Exercise objective: Write out all of the records precisely. Skip anything that is a picture.

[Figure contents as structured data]
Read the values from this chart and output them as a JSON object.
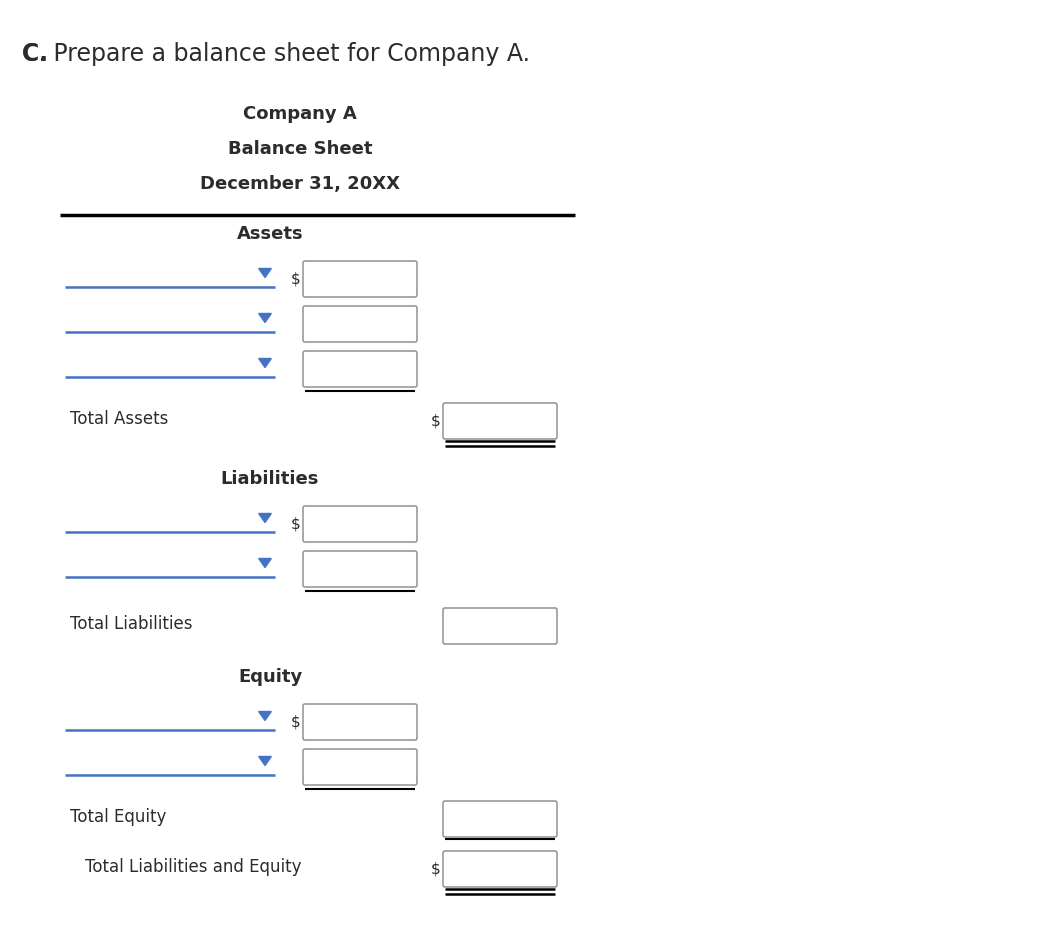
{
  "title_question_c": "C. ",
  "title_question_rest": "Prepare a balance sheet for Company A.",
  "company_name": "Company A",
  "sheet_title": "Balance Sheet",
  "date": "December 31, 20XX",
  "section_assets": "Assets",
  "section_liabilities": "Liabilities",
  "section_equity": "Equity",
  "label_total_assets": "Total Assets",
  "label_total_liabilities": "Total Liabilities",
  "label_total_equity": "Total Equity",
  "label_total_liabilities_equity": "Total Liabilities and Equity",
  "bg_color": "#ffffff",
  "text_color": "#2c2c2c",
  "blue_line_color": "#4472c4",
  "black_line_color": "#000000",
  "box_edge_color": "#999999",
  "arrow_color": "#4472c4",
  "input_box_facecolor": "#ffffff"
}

The solution:
Read the values from this chart and output them as a JSON object.
{
  "title_question_c": "C. ",
  "title_question_rest": "Prepare a balance sheet for Company A.",
  "company_name": "Company A",
  "sheet_title": "Balance Sheet",
  "date": "December 31, 20XX",
  "section_assets": "Assets",
  "section_liabilities": "Liabilities",
  "section_equity": "Equity",
  "label_total_assets": "Total Assets",
  "label_total_liabilities": "Total Liabilities",
  "label_total_equity": "Total Equity",
  "label_total_liabilities_equity": "Total Liabilities and Equity",
  "bg_color": "#ffffff",
  "text_color": "#2c2c2c",
  "blue_line_color": "#4472c4",
  "black_line_color": "#000000",
  "box_edge_color": "#999999",
  "arrow_color": "#4472c4",
  "input_box_facecolor": "#ffffff"
}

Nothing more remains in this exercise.